[Data tied to figure images]
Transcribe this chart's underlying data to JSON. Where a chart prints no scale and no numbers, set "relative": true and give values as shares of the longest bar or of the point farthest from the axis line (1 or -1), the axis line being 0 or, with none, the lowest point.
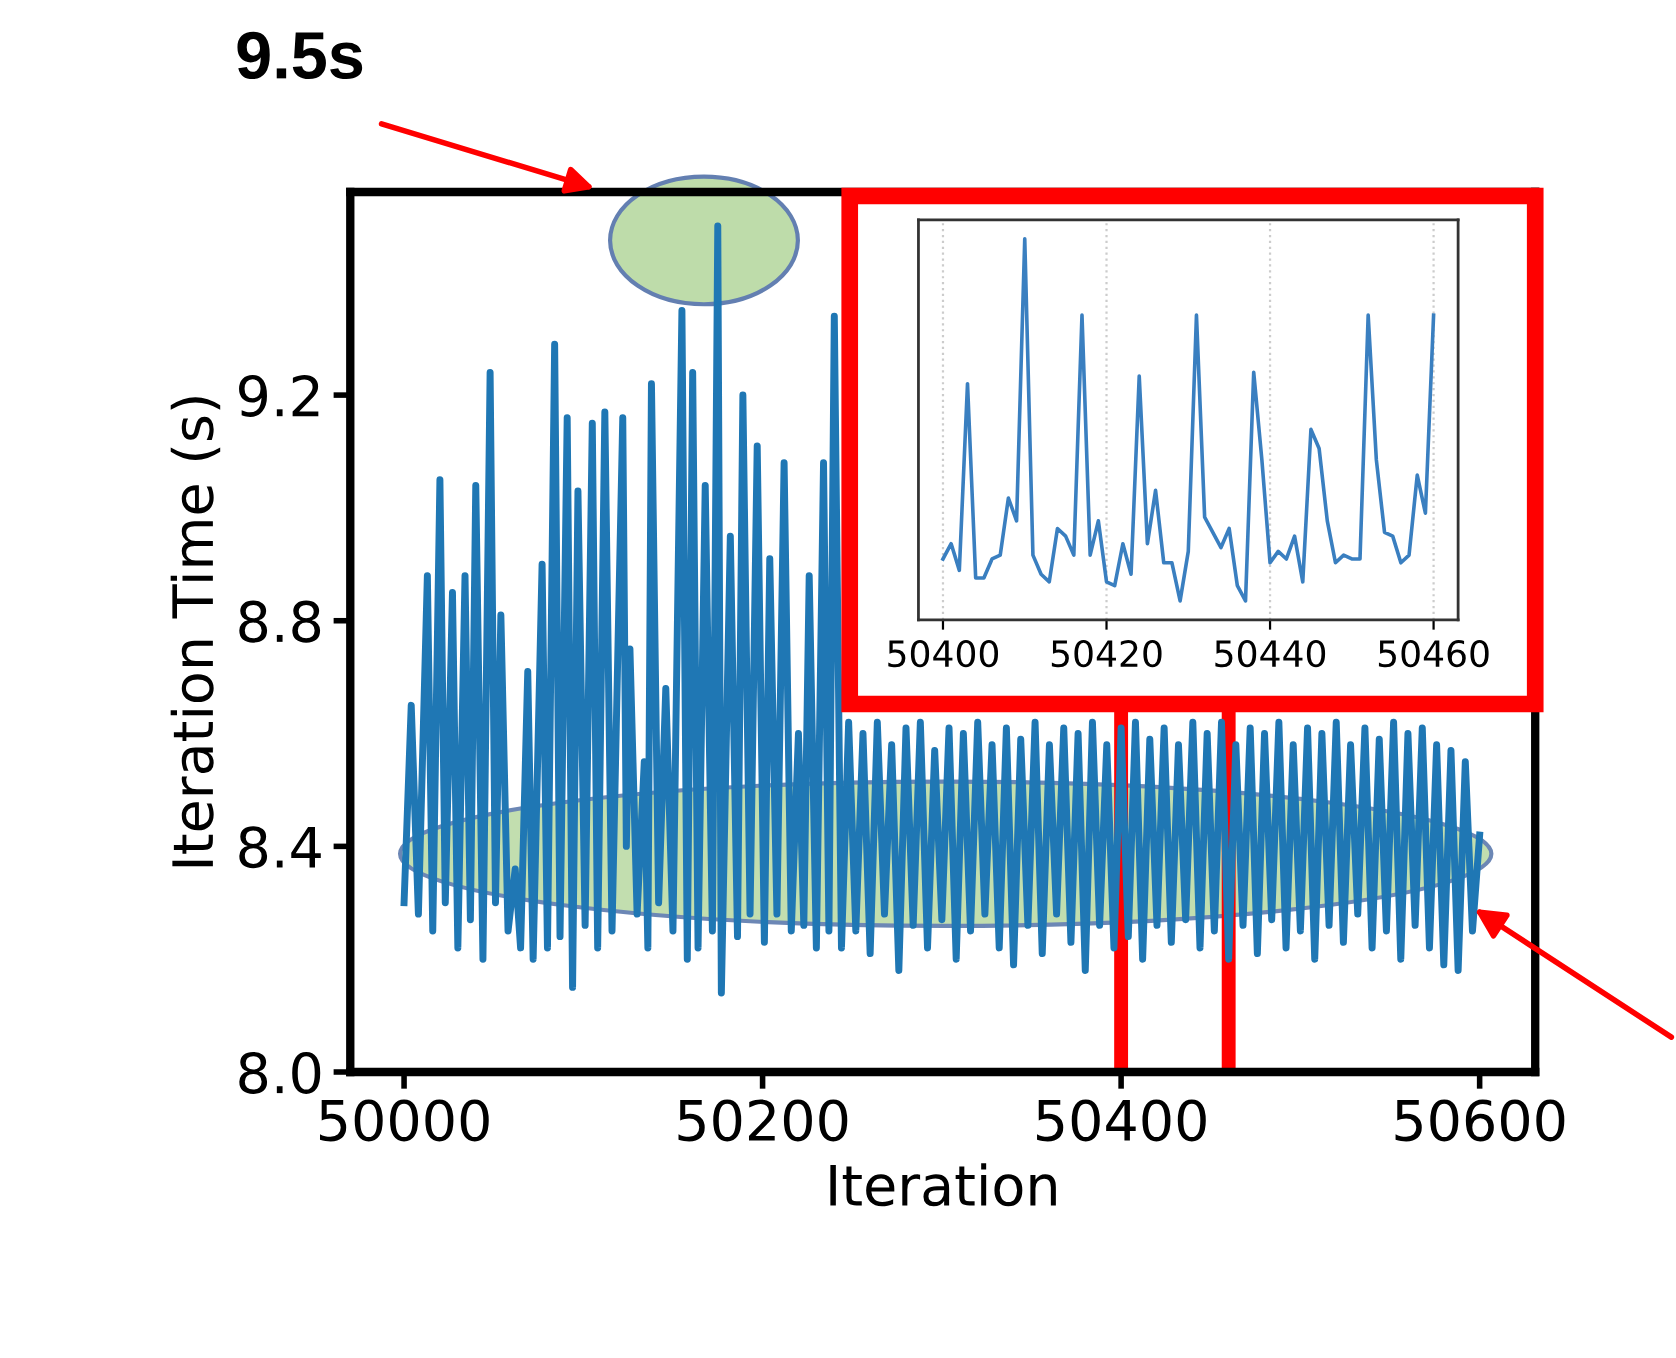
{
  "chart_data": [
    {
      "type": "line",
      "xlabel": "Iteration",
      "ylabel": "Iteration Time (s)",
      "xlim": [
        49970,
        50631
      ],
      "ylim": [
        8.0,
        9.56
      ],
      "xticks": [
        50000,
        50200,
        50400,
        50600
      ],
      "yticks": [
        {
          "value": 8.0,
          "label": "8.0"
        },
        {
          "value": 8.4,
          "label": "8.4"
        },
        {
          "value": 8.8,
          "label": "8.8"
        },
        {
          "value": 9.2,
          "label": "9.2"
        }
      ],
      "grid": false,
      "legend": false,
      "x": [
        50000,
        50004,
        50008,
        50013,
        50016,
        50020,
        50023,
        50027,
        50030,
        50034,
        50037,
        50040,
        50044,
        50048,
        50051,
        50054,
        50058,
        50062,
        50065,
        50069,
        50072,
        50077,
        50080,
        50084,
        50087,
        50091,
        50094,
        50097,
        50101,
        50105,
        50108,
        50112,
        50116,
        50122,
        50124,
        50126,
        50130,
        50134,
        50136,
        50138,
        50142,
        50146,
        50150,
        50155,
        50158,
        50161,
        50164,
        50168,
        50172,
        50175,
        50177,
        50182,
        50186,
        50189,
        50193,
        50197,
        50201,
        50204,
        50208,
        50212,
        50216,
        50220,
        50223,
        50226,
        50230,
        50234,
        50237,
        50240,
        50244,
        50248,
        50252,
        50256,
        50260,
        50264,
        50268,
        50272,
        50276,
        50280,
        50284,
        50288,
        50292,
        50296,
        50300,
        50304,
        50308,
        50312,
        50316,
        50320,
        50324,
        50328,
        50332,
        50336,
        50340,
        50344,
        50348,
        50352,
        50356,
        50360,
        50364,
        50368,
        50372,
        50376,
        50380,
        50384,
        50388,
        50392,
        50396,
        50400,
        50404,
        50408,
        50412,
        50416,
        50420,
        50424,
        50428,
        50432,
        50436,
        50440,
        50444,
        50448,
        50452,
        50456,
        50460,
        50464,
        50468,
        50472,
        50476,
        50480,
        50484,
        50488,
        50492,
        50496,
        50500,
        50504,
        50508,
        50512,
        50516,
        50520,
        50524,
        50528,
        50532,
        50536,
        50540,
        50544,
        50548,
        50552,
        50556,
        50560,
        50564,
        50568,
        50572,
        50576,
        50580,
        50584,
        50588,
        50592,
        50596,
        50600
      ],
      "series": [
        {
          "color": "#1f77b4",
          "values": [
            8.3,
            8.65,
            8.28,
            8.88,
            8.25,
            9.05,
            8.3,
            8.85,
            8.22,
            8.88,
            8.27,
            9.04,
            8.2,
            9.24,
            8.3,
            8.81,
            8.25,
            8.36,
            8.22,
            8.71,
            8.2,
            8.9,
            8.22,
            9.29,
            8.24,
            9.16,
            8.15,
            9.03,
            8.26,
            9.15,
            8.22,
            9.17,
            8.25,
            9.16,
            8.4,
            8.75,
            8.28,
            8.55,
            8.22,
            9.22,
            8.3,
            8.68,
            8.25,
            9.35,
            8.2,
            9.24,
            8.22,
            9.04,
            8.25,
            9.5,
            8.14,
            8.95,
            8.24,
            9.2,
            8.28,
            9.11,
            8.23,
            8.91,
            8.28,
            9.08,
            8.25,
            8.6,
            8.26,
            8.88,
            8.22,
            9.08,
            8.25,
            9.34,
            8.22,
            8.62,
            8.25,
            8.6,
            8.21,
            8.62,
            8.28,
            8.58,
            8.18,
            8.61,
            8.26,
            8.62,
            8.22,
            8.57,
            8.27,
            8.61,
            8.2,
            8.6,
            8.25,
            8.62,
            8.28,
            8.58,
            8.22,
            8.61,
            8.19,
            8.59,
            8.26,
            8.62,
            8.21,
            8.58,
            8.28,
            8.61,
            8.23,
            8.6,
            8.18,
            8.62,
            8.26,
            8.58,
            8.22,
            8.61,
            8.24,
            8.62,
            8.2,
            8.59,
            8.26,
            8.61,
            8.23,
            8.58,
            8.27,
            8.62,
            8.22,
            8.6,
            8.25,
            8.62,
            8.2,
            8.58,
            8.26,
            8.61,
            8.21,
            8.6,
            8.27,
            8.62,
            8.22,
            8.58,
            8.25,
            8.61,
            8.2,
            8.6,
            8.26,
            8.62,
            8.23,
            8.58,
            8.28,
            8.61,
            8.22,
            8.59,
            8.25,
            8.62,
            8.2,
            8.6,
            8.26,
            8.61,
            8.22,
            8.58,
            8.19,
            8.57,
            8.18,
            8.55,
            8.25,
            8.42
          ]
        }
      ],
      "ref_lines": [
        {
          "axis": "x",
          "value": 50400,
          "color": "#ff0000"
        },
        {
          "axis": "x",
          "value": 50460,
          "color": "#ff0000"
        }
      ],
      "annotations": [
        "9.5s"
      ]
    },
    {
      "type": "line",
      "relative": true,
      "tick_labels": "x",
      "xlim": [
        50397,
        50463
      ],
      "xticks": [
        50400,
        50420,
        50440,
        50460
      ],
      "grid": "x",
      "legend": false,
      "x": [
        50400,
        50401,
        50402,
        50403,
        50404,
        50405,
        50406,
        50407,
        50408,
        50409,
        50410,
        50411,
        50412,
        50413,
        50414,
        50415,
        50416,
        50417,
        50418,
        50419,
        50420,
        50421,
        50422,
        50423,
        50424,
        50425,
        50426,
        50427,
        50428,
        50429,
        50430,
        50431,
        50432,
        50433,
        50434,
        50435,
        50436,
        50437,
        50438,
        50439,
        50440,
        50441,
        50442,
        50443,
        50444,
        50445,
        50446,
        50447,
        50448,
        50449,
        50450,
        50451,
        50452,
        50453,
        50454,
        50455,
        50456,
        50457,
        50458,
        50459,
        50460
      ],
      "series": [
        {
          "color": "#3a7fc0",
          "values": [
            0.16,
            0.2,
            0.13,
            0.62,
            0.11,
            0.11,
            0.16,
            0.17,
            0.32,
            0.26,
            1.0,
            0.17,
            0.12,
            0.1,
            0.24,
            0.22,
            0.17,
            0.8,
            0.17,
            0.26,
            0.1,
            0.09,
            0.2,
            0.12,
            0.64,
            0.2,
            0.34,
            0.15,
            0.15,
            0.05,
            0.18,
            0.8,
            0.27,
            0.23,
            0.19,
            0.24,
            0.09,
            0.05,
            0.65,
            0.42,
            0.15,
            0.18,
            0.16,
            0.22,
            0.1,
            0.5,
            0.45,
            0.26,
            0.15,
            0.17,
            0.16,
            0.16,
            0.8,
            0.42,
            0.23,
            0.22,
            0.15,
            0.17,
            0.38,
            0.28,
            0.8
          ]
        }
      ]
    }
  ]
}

▶ _Task brief_
Repeat every record above exactly, but leave out any pictures.

▶ _The result_
Transcribe this chart's underlying data to JSON. Where a chart prints no scale and no numbers, set "relative": true and give values as shares of the longest bar or of the point farthest from the axis line (1 or -1), the axis line being 0 or, with none, the lowest point.
{
  "chart_data": [
    {
      "type": "line",
      "xlabel": "Iteration",
      "ylabel": "Iteration Time (s)",
      "xlim": [
        49970,
        50631
      ],
      "ylim": [
        8.0,
        9.56
      ],
      "xticks": [
        50000,
        50200,
        50400,
        50600
      ],
      "yticks": [
        {
          "value": 8.0,
          "label": "8.0"
        },
        {
          "value": 8.4,
          "label": "8.4"
        },
        {
          "value": 8.8,
          "label": "8.8"
        },
        {
          "value": 9.2,
          "label": "9.2"
        }
      ],
      "grid": false,
      "legend": false,
      "x": [
        50000,
        50004,
        50008,
        50013,
        50016,
        50020,
        50023,
        50027,
        50030,
        50034,
        50037,
        50040,
        50044,
        50048,
        50051,
        50054,
        50058,
        50062,
        50065,
        50069,
        50072,
        50077,
        50080,
        50084,
        50087,
        50091,
        50094,
        50097,
        50101,
        50105,
        50108,
        50112,
        50116,
        50122,
        50124,
        50126,
        50130,
        50134,
        50136,
        50138,
        50142,
        50146,
        50150,
        50155,
        50158,
        50161,
        50164,
        50168,
        50172,
        50175,
        50177,
        50182,
        50186,
        50189,
        50193,
        50197,
        50201,
        50204,
        50208,
        50212,
        50216,
        50220,
        50223,
        50226,
        50230,
        50234,
        50237,
        50240,
        50244,
        50248,
        50252,
        50256,
        50260,
        50264,
        50268,
        50272,
        50276,
        50280,
        50284,
        50288,
        50292,
        50296,
        50300,
        50304,
        50308,
        50312,
        50316,
        50320,
        50324,
        50328,
        50332,
        50336,
        50340,
        50344,
        50348,
        50352,
        50356,
        50360,
        50364,
        50368,
        50372,
        50376,
        50380,
        50384,
        50388,
        50392,
        50396,
        50400,
        50404,
        50408,
        50412,
        50416,
        50420,
        50424,
        50428,
        50432,
        50436,
        50440,
        50444,
        50448,
        50452,
        50456,
        50460,
        50464,
        50468,
        50472,
        50476,
        50480,
        50484,
        50488,
        50492,
        50496,
        50500,
        50504,
        50508,
        50512,
        50516,
        50520,
        50524,
        50528,
        50532,
        50536,
        50540,
        50544,
        50548,
        50552,
        50556,
        50560,
        50564,
        50568,
        50572,
        50576,
        50580,
        50584,
        50588,
        50592,
        50596,
        50600
      ],
      "series": [
        {
          "color": "#1f77b4",
          "values": [
            8.3,
            8.65,
            8.28,
            8.88,
            8.25,
            9.05,
            8.3,
            8.85,
            8.22,
            8.88,
            8.27,
            9.04,
            8.2,
            9.24,
            8.3,
            8.81,
            8.25,
            8.36,
            8.22,
            8.71,
            8.2,
            8.9,
            8.22,
            9.29,
            8.24,
            9.16,
            8.15,
            9.03,
            8.26,
            9.15,
            8.22,
            9.17,
            8.25,
            9.16,
            8.4,
            8.75,
            8.28,
            8.55,
            8.22,
            9.22,
            8.3,
            8.68,
            8.25,
            9.35,
            8.2,
            9.24,
            8.22,
            9.04,
            8.25,
            9.5,
            8.14,
            8.95,
            8.24,
            9.2,
            8.28,
            9.11,
            8.23,
            8.91,
            8.28,
            9.08,
            8.25,
            8.6,
            8.26,
            8.88,
            8.22,
            9.08,
            8.25,
            9.34,
            8.22,
            8.62,
            8.25,
            8.6,
            8.21,
            8.62,
            8.28,
            8.58,
            8.18,
            8.61,
            8.26,
            8.62,
            8.22,
            8.57,
            8.27,
            8.61,
            8.2,
            8.6,
            8.25,
            8.62,
            8.28,
            8.58,
            8.22,
            8.61,
            8.19,
            8.59,
            8.26,
            8.62,
            8.21,
            8.58,
            8.28,
            8.61,
            8.23,
            8.6,
            8.18,
            8.62,
            8.26,
            8.58,
            8.22,
            8.61,
            8.24,
            8.62,
            8.2,
            8.59,
            8.26,
            8.61,
            8.23,
            8.58,
            8.27,
            8.62,
            8.22,
            8.6,
            8.25,
            8.62,
            8.2,
            8.58,
            8.26,
            8.61,
            8.21,
            8.6,
            8.27,
            8.62,
            8.22,
            8.58,
            8.25,
            8.61,
            8.2,
            8.6,
            8.26,
            8.62,
            8.23,
            8.58,
            8.28,
            8.61,
            8.22,
            8.59,
            8.25,
            8.62,
            8.2,
            8.6,
            8.26,
            8.61,
            8.22,
            8.58,
            8.19,
            8.57,
            8.18,
            8.55,
            8.25,
            8.42
          ]
        }
      ],
      "ref_lines": [
        {
          "axis": "x",
          "value": 50400,
          "color": "#ff0000"
        },
        {
          "axis": "x",
          "value": 50460,
          "color": "#ff0000"
        }
      ],
      "annotations": [
        "9.5s"
      ]
    },
    {
      "type": "line",
      "relative": true,
      "tick_labels": "x",
      "xlim": [
        50397,
        50463
      ],
      "xticks": [
        50400,
        50420,
        50440,
        50460
      ],
      "grid": "x",
      "legend": false,
      "x": [
        50400,
        50401,
        50402,
        50403,
        50404,
        50405,
        50406,
        50407,
        50408,
        50409,
        50410,
        50411,
        50412,
        50413,
        50414,
        50415,
        50416,
        50417,
        50418,
        50419,
        50420,
        50421,
        50422,
        50423,
        50424,
        50425,
        50426,
        50427,
        50428,
        50429,
        50430,
        50431,
        50432,
        50433,
        50434,
        50435,
        50436,
        50437,
        50438,
        50439,
        50440,
        50441,
        50442,
        50443,
        50444,
        50445,
        50446,
        50447,
        50448,
        50449,
        50450,
        50451,
        50452,
        50453,
        50454,
        50455,
        50456,
        50457,
        50458,
        50459,
        50460
      ],
      "series": [
        {
          "color": "#3a7fc0",
          "values": [
            0.16,
            0.2,
            0.13,
            0.62,
            0.11,
            0.11,
            0.16,
            0.17,
            0.32,
            0.26,
            1.0,
            0.17,
            0.12,
            0.1,
            0.24,
            0.22,
            0.17,
            0.8,
            0.17,
            0.26,
            0.1,
            0.09,
            0.2,
            0.12,
            0.64,
            0.2,
            0.34,
            0.15,
            0.15,
            0.05,
            0.18,
            0.8,
            0.27,
            0.23,
            0.19,
            0.24,
            0.09,
            0.05,
            0.65,
            0.42,
            0.15,
            0.18,
            0.16,
            0.22,
            0.1,
            0.5,
            0.45,
            0.26,
            0.15,
            0.17,
            0.16,
            0.16,
            0.8,
            0.42,
            0.23,
            0.22,
            0.15,
            0.17,
            0.38,
            0.28,
            0.8
          ]
        }
      ]
    }
  ]
}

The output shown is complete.